Extracted data entries:
# # # #

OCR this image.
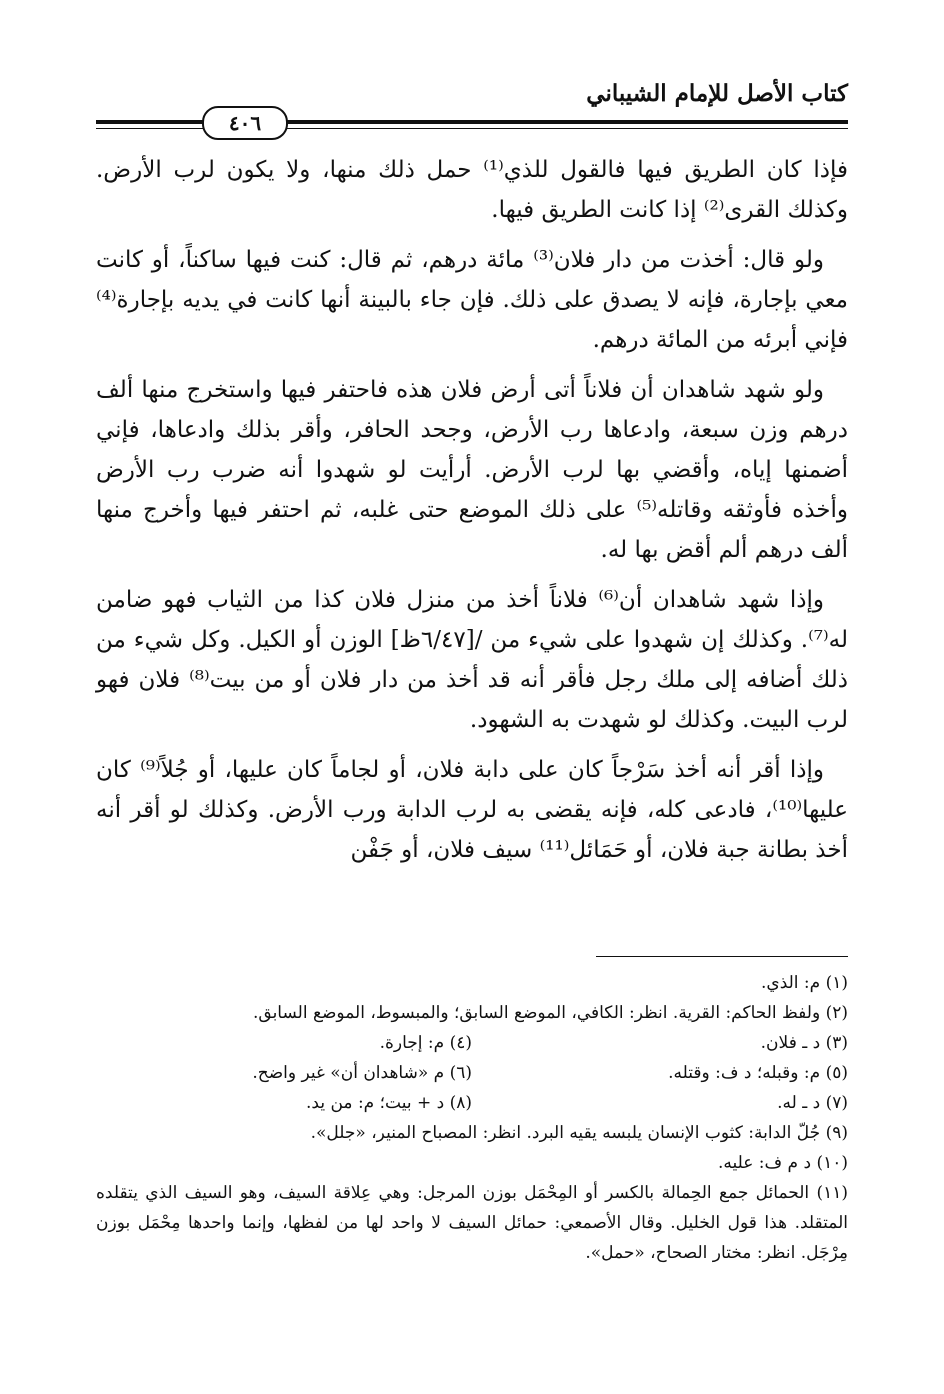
كتاب الأصل للإمام الشيباني
٤٠٦

فإذا كان الطريق فيها فالقول للذي⁽¹⁾ حمل ذلك منها، ولا يكون لرب الأرض. وكذلك القرى⁽²⁾ إذا كانت الطريق فيها.

ولو قال: أخذت من دار فلان⁽³⁾ مائة درهم، ثم قال: كنت فيها ساكناً، أو كانت معي بإجارة، فإنه لا يصدق على ذلك. فإن جاء بالبينة أنها كانت في يديه بإجارة⁽⁴⁾ فإني أبرئه من المائة درهم.

ولو شهد شاهدان أن فلاناً أتى أرض فلان هذه فاحتفر فيها واستخرج منها ألف درهم وزن سبعة، وادعاها رب الأرض، وجحد الحافر، وأقر بذلك وادعاها، فإني أضمنها إياه، وأقضي بها لرب الأرض. أرأيت لو شهدوا أنه ضرب رب الأرض وأخذه فأوثقه وقاتله⁽⁵⁾ على ذلك الموضع حتى غلبه، ثم احتفر فيها وأخرج منها ألف درهم ألم أقض بها له.

وإذا شهد شاهدان أن⁽⁶⁾ فلاناً أخذ من منزل فلان كذا من الثياب فهو ضامن له⁽⁷⁾. وكذلك إن شهدوا على شيء من /[٦/٤٧ظ] الوزن أو الكيل. وكل شيء من ذلك أضافه إلى ملك رجل فأقر أنه قد أخذ من دار فلان أو من بيت⁽⁸⁾ فلان فهو لرب البيت. وكذلك لو شهدت به الشهود.

وإذا أقر أنه أخذ سَرْجاً كان على دابة فلان، أو لجاماً كان عليها، أو جُلاً⁽⁹⁾ كان عليها⁽¹⁰⁾، فادعى كله، فإنه يقضى به لرب الدابة ورب الأرض. وكذلك لو أقر أنه أخذ بطانة جبة فلان، أو حَمَائل⁽¹¹⁾ سيف فلان، أو جَفْن

(١) م: الذي.

(٢) ولفظ الحاكم: القرية. انظر: الكافي، الموضع السابق؛ والمبسوط، الموضع السابق.

(٣) د ـ فلان.

(٤) م: إجارة.

(٥) م: وقبله؛ د ف: وقتله.

(٦) م «شاهدان أن» غير واضح.

(٧) د ـ له.

(٨) د + بيت؛ م: من يد.

(٩) جُلّ الدابة: كثوب الإنسان يلبسه يقيه البرد. انظر: المصباح المنير، «جلل».

(١٠) د م ف: عليه.

(١١) الحمائل جمع الحِمالة بالكسر أو المِحْمَل بوزن المرجل: وهي عِلاقة السيف، وهو السيف الذي يتقلده المتقلد. هذا قول الخليل. وقال الأصمعي: حمائل السيف لا واحد لها من لفظها، وإنما واحدها مِحْمَل بوزن مِرْجَل. انظر: مختار الصحاح، «حمل».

# # # #

GIVEN EXERCISE – Take the records above and transcribe them exactly, dropping every picture.

OUTPUT FOR THIS TASK –
OCR this image.
كتاب الأصل للإمام الشيباني
٤٠٦

فإذا كان الطريق فيها فالقول للذي⁽¹⁾ حمل ذلك منها، ولا يكون لرب الأرض. وكذلك القرى⁽²⁾ إذا كانت الطريق فيها.

ولو قال: أخذت من دار فلان⁽³⁾ مائة درهم، ثم قال: كنت فيها ساكناً، أو كانت معي بإجارة، فإنه لا يصدق على ذلك. فإن جاء بالبينة أنها كانت في يديه بإجارة⁽⁴⁾ فإني أبرئه من المائة درهم.

ولو شهد شاهدان أن فلاناً أتى أرض فلان هذه فاحتفر فيها واستخرج منها ألف درهم وزن سبعة، وادعاها رب الأرض، وجحد الحافر، وأقر بذلك وادعاها، فإني أضمنها إياه، وأقضي بها لرب الأرض. أرأيت لو شهدوا أنه ضرب رب الأرض وأخذه فأوثقه وقاتله⁽⁵⁾ على ذلك الموضع حتى غلبه، ثم احتفر فيها وأخرج منها ألف درهم ألم أقض بها له.

وإذا شهد شاهدان أن⁽⁶⁾ فلاناً أخذ من منزل فلان كذا من الثياب فهو ضامن له⁽⁷⁾. وكذلك إن شهدوا على شيء من /[٦/٤٧ظ] الوزن أو الكيل. وكل شيء من ذلك أضافه إلى ملك رجل فأقر أنه قد أخذ من دار فلان أو من بيت⁽⁸⁾ فلان فهو لرب البيت. وكذلك لو شهدت به الشهود.

وإذا أقر أنه أخذ سَرْجاً كان على دابة فلان، أو لجاماً كان عليها، أو جُلاً⁽⁹⁾ كان عليها⁽¹⁰⁾، فادعى كله، فإنه يقضى به لرب الدابة ورب الأرض. وكذلك لو أقر أنه أخذ بطانة جبة فلان، أو حَمَائل⁽¹¹⁾ سيف فلان، أو جَفْن

(١) م: الذي.

(٢) ولفظ الحاكم: القرية. انظر: الكافي، الموضع السابق؛ والمبسوط، الموضع السابق.

(٣) د ـ فلان.

(٤) م: إجارة.

(٥) م: وقبله؛ د ف: وقتله.

(٦) م «شاهدان أن» غير واضح.

(٧) د ـ له.

(٨) د + بيت؛ م: من يد.

(٩) جُلّ الدابة: كثوب الإنسان يلبسه يقيه البرد. انظر: المصباح المنير، «جلل».

(١٠) د م ف: عليه.

(١١) الحمائل جمع الحِمالة بالكسر أو المِحْمَل بوزن المرجل: وهي عِلاقة السيف، وهو السيف الذي يتقلده المتقلد. هذا قول الخليل. وقال الأصمعي: حمائل السيف لا واحد لها من لفظها، وإنما واحدها مِحْمَل بوزن مِرْجَل. انظر: مختار الصحاح، «حمل».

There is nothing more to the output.